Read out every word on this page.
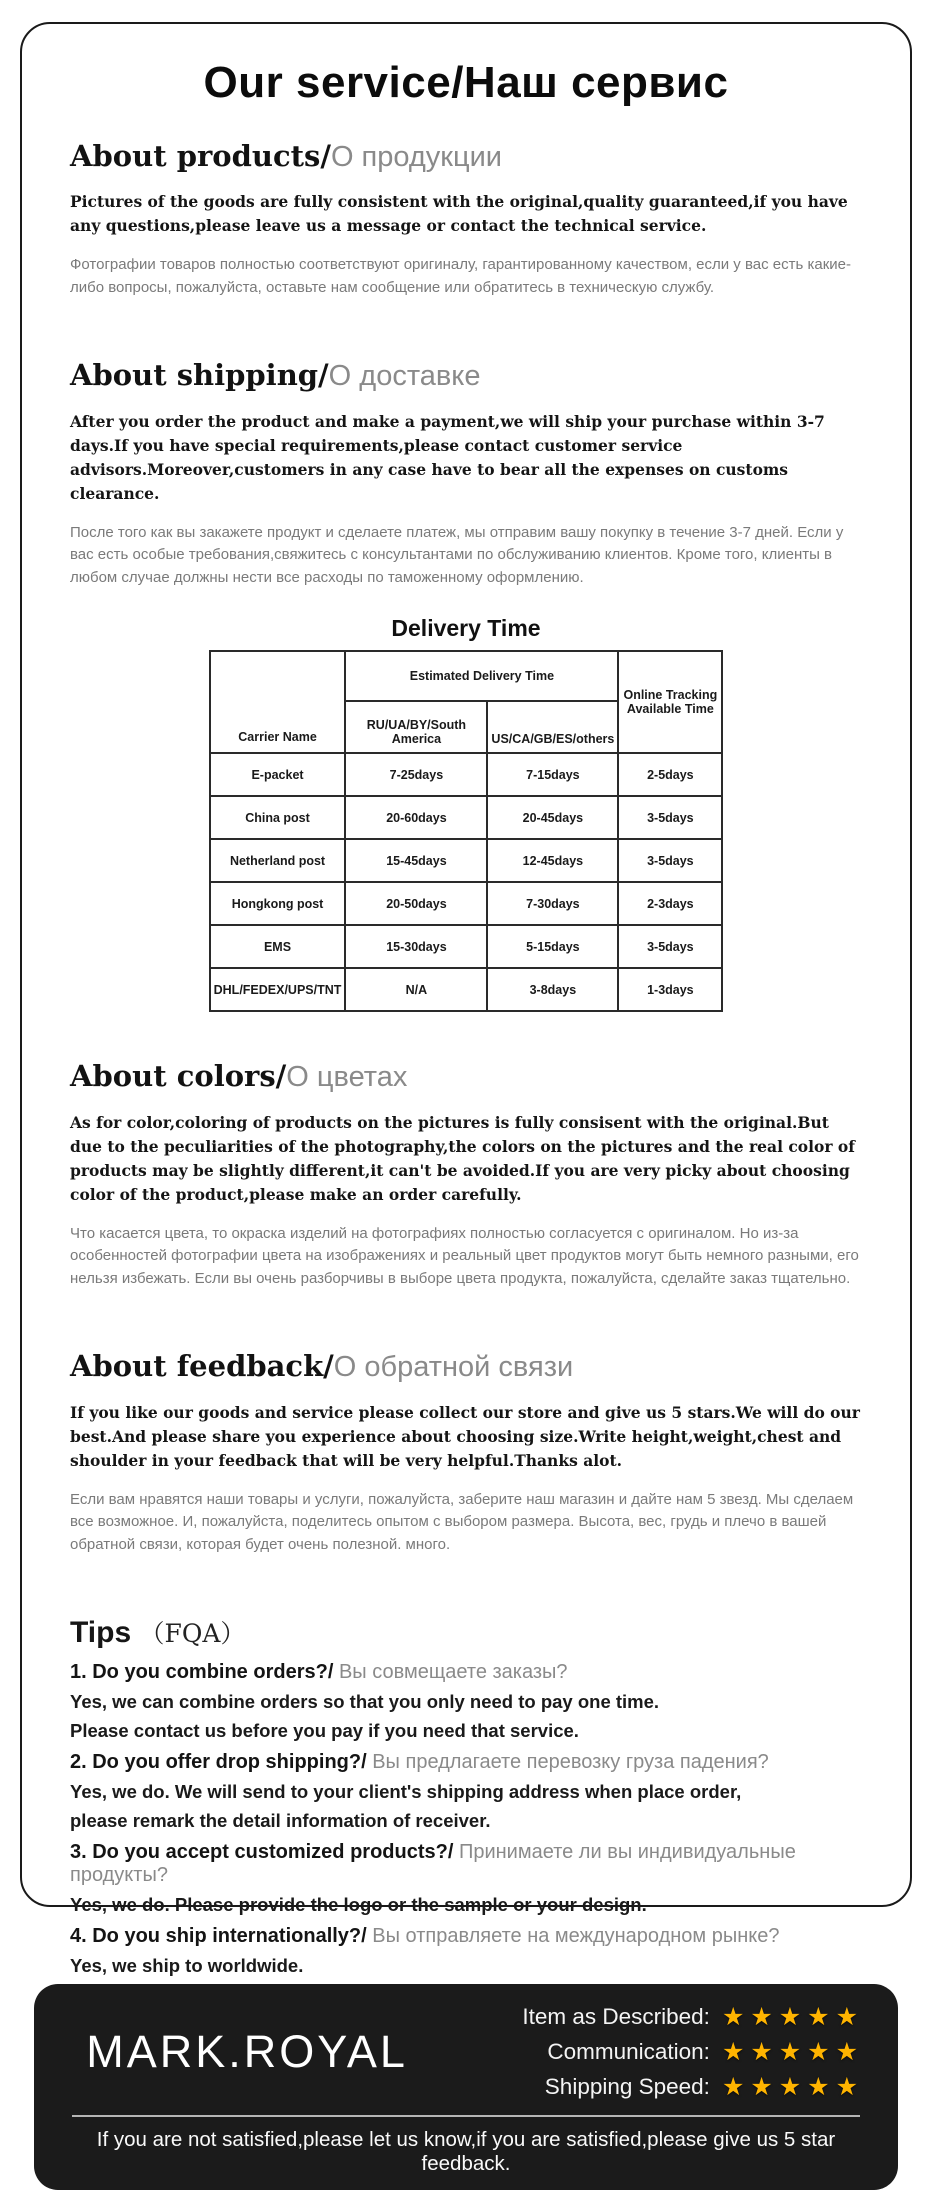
Our service/Наш сервис
About products/О продукции

Pictures of the goods are fully consistent with the original,quality guaranteed,if you have any questions,please leave us a message or contact the technical service.

Фотографии товаров полностью соответствуют оригиналу, гарантированному качеством, если у вас есть какие-либо вопросы, пожалуйста, оставьте нам сообщение или обратитесь в техническую службу.

About shipping/О доставке

After you order the product and make a payment,we will ship your purchase within 3-7 days.If you have special requirements,please contact customer service advisors.Moreover,customers in any case have to bear all the expenses on customs clearance.

После того как вы закажете продукт и сделаете платеж, мы отправим вашу покупку в течение 3-7 дней. Если у вас есть особые требования,свяжитесь с консультантами по обслуживанию клиентов. Кроме того, клиенты в любом случае должны нести все расходы по таможенному оформлению.

Delivery Time
Carrier Name	Estimated Delivery Time		Online Tracking Available Time
	RU/UA/BY/South America	US/CA/GB/ES/others	
E-packet	7-25days	7-15days	2-5days
China post	20-60days	20-45days	3-5days
Netherland post	15-45days	12-45days	3-5days
Hongkong post	20-50days	7-30days	2-3days
EMS	15-30days	5-15days	3-5days
DHL/FEDEX/UPS/TNT	N/A	3-8days	1-3days
About colors/О цветах

As for color,coloring of products on the pictures is fully consisent with the original.But due to the peculiarities of the photography,the colors on the pictures and the real color of products may be slightly different,it can't be avoided.If you are very picky about choosing color of the product,please make an order carefully.

Что касается цвета, то окраска изделий на фотографиях полностью согласуется с оригиналом. Но из-за особенностей фотографии цвета на изображениях и реальный цвет продуктов могут быть немного разными, его нельзя избежать. Если вы очень разборчивы в выборе цвета продукта, пожалуйста, сделайте заказ тщательно.

About feedback/О обратной связи

If you like our goods and service please collect our store and give us 5 stars.We will do our best.And please share you experience about choosing size.Write height,weight,chest and shoulder in your feedback that will be very helpful.Thanks alot.

Если вам нравятся наши товары и услуги, пожалуйста, заберите наш магазин и дайте нам 5 звезд. Мы сделаем все возможное. И, пожалуйста, поделитесь опытом с выбором размера. Высота, вес, грудь и плечо в вашей обратной связи, которая будет очень полезной. много.

Tips （FQA）

1. Do you combine orders?/ Вы совмещаете заказы?

Yes, we can combine orders so that you only need to pay one time.

Please contact us before you pay if you need that service.

2. Do you offer drop shipping?/ Вы предлагаете перевозку груза падения?

Yes, we do. We will send to your client's shipping address when place order,

please remark the detail information of receiver.

3. Do you accept customized products?/ Принимаете ли вы индивидуальные продукты?

Yes, we do. Please provide the logo or the sample or your design.

4. Do you ship internationally?/ Вы отправляете на международном рынке?

Yes, we ship to worldwide.

MARK.ROYAL
Item as Described: ★★★★★
Communication: ★★★★★
Shipping Speed: ★★★★★
If you are not satisfied,please let us know,if you are satisfied,please give us 5 star feedback.
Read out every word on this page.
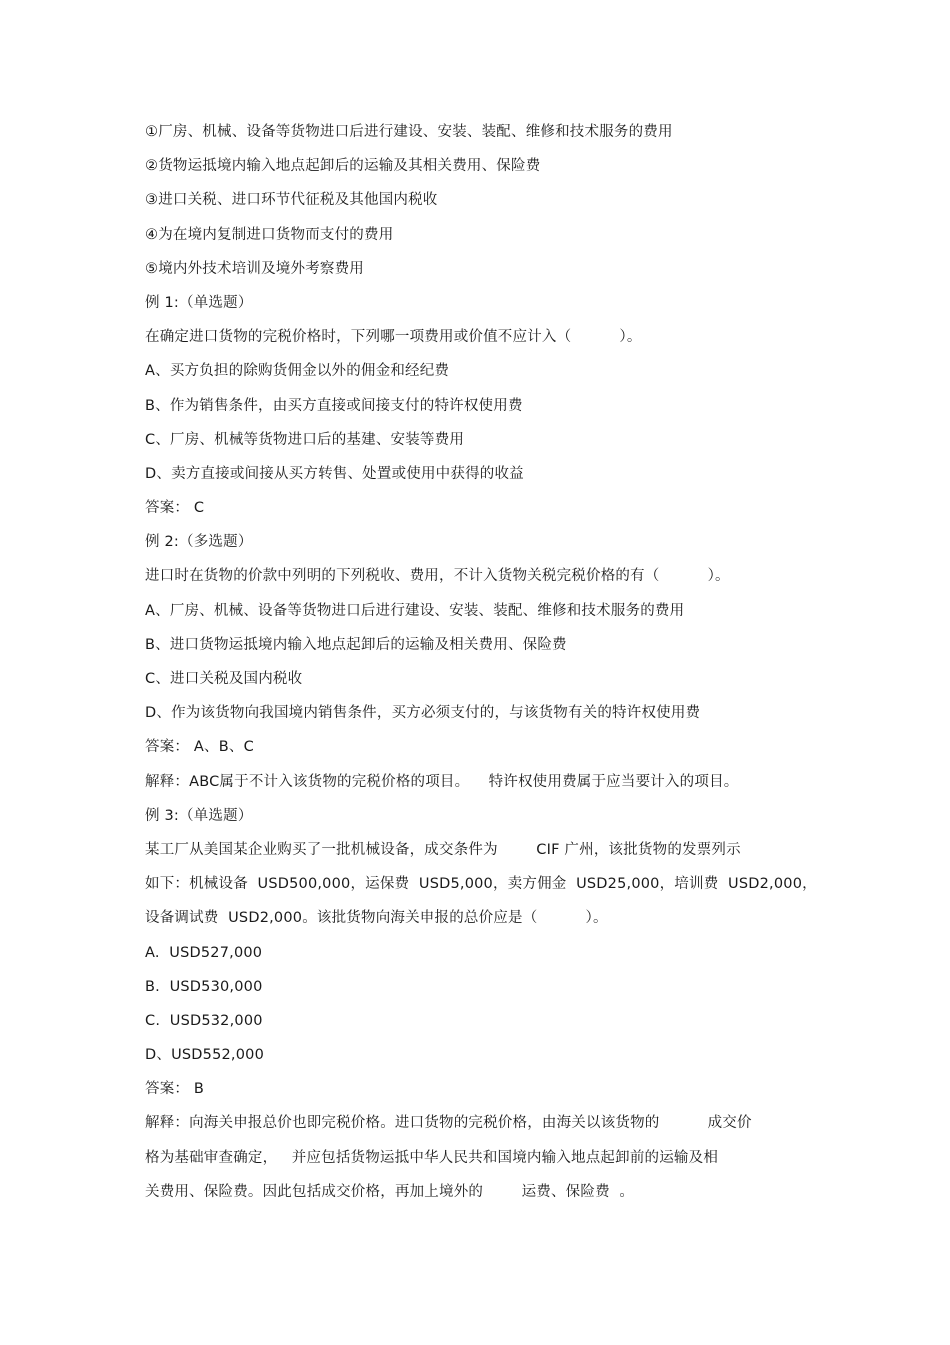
①厂房、机械、设备等货物进口后进行建设、安装、装配、维修和技术服务的费用
②货物运抵境内输入地点起卸后的运输及其相关费用、保险费
③进口关税、进口环节代征税及其他国内税收
④为在境内复制进口货物而支付的费用
⑤境内外技术培训及境外考察费用
例 1:（单选题）
在确定进口货物的完税价格时，下列哪一项费用或价值不应计入（          ）。
A、买方负担的除购货佣金以外的佣金和经纪费
B、作为销售条件，由买方直接或间接支付的特许权使用费
C、厂房、机械等货物进口后的基建、安装等费用
D、卖方直接或间接从买方转售、处置或使用中获得的收益
答案： C
例 2:（多选题）
进口时在货物的价款中列明的下列税收、费用，不计入货物关税完税价格的有（          ）。
A、厂房、机械、设备等货物进口后进行建设、安装、装配、维修和技术服务的费用
B、进口货物运抵境内输入地点起卸后的运输及相关费用、保险费
C、进口关税及国内税收
D、作为该货物向我国境内销售条件，买方必须支付的，与该货物有关的特许权使用费
答案： A、B、C
解释：ABC属于不计入该货物的完税价格的项目。    特许权使用费属于应当要计入的项目。
例 3:（单选题）
某工厂从美国某企业购买了一批机械设备，成交条件为        CIF 广州，该批货物的发票列示
如下：机械设备  USD500,000，运保费  USD5,000，卖方佣金  USD25,000，培训费  USD2,000，
设备调试费  USD2,000。该批货物向海关申报的总价应是（          ）。
A.  USD527,000
B.  USD530,000
C.  USD532,000
D、USD552,000
答案： B
解释：向海关申报总价也即完税价格。进口货物的完税价格，由海关以该货物的          成交价
格为基础审查确定，   并应包括货物运抵中华人民共和国境内输入地点起卸前的运输及相
关费用、保险费。因此包括成交价格，再加上境外的        运费、保险费  。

|---|

STATED GOAL: Print the full listing exactly, dropping the pictures.

RESULT OF THIS EXERCISE:
Read out every word on this page.
Our service/Наш сервис
About products/О продукции

Pictures of the goods are fully consistent with the original,quality guaranteed,if you have any questions,please leave us a message or contact the technical service.

Фотографии товаров полностью соответствуют оригиналу, гарантированному качеством, если у вас есть какие-либо вопросы, пожалуйста, оставьте нам сообщение или обратитесь в техническую службу.

About shipping/О доставке

After you order the product and make a payment,we will ship your purchase within 3-7 days.If you have special requirements,please contact customer service advisors.Moreover,customers in any case have to bear all the expenses on customs clearance.

После того как вы закажете продукт и сделаете платеж, мы отправим вашу покупку в течение 3-7 дней. Если у вас есть особые требования,свяжитесь с консультантами по обслуживанию клиентов. Кроме того, клиенты в любом случае должны нести все расходы по таможенному оформлению.

Delivery Time
Carrier Name	Estimated Delivery Time		Online Tracking Available Time
	RU/UA/BY/South America	US/CA/GB/ES/others	
E-packet	7-25days	7-15days	2-5days
China post	20-60days	20-45days	3-5days
Netherland post	15-45days	12-45days	3-5days
Hongkong post	20-50days	7-30days	2-3days
EMS	15-30days	5-15days	3-5days
DHL/FEDEX/UPS/TNT	N/A	3-8days	1-3days
About colors/О цветах

As for color,coloring of products on the pictures is fully consisent with the original.But due to the peculiarities of the photography,the colors on the pictures and the real color of products may be slightly different,it can't be avoided.If you are very picky about choosing color of the product,please make an order carefully.

Что касается цвета, то окраска изделий на фотографиях полностью согласуется с оригиналом. Но из-за особенностей фотографии цвета на изображениях и реальный цвет продуктов могут быть немного разными, его нельзя избежать. Если вы очень разборчивы в выборе цвета продукта, пожалуйста, сделайте заказ тщательно.

About feedback/О обратной связи

If you like our goods and service please collect our store and give us 5 stars.We will do our best.And please share you experience about choosing size.Write height,weight,chest and shoulder in your feedback that will be very helpful.Thanks alot.

Если вам нравятся наши товары и услуги, пожалуйста, заберите наш магазин и дайте нам 5 звезд. Мы сделаем все возможное. И, пожалуйста, поделитесь опытом с выбором размера. Высота, вес, грудь и плечо в вашей обратной связи, которая будет очень полезной. много.

Tips （FQA）

1. Do you combine orders?/ Вы совмещаете заказы?

Yes, we can combine orders so that you only need to pay one time.

Please contact us before you pay if you need that service.

2. Do you offer drop shipping?/ Вы предлагаете перевозку груза падения?

Yes, we do. We will send to your client's shipping address when place order,

please remark the detail information of receiver.

3. Do you accept customized products?/ Принимаете ли вы индивидуальные продукты?

Yes, we do. Please provide the logo or the sample or your design.

4. Do you ship internationally?/ Вы отправляете на международном рынке?

Yes, we ship to worldwide.

MARK.ROYAL
Item as Described: ★★★★★
Communication: ★★★★★
Shipping Speed: ★★★★★
If you are not satisfied,please let us know,if you are satisfied,please give us 5 star feedback.
Read out every word on this page.
①厂房、机械、设备等货物进口后进行建设、安装、装配、维修和技术服务的费用
②货物运抵境内输入地点起卸后的运输及其相关费用、保险费
③进口关税、进口环节代征税及其他国内税收
④为在境内复制进口货物而支付的费用
⑤境内外技术培训及境外考察费用
例 1:（单选题）
在确定进口货物的完税价格时，下列哪一项费用或价值不应计入（          ）。
A、买方负担的除购货佣金以外的佣金和经纪费
B、作为销售条件，由买方直接或间接支付的特许权使用费
C、厂房、机械等货物进口后的基建、安装等费用
D、卖方直接或间接从买方转售、处置或使用中获得的收益
答案： C
例 2:（多选题）
进口时在货物的价款中列明的下列税收、费用，不计入货物关税完税价格的有（          ）。
A、厂房、机械、设备等货物进口后进行建设、安装、装配、维修和技术服务的费用
B、进口货物运抵境内输入地点起卸后的运输及相关费用、保险费
C、进口关税及国内税收
D、作为该货物向我国境内销售条件，买方必须支付的，与该货物有关的特许权使用费
答案： A、B、C
解释：ABC属于不计入该货物的完税价格的项目。    特许权使用费属于应当要计入的项目。
例 3:（单选题）
某工厂从美国某企业购买了一批机械设备，成交条件为        CIF 广州，该批货物的发票列示
如下：机械设备  USD500,000，运保费  USD5,000，卖方佣金  USD25,000，培训费  USD2,000，
设备调试费  USD2,000。该批货物向海关申报的总价应是（          ）。
A.  USD527,000
B.  USD530,000
C.  USD532,000
D、USD552,000
答案： B
解释：向海关申报总价也即完税价格。进口货物的完税价格，由海关以该货物的          成交价
格为基础审查确定，   并应包括货物运抵中华人民共和国境内输入地点起卸前的运输及相
关费用、保险费。因此包括成交价格，再加上境外的        运费、保险费  。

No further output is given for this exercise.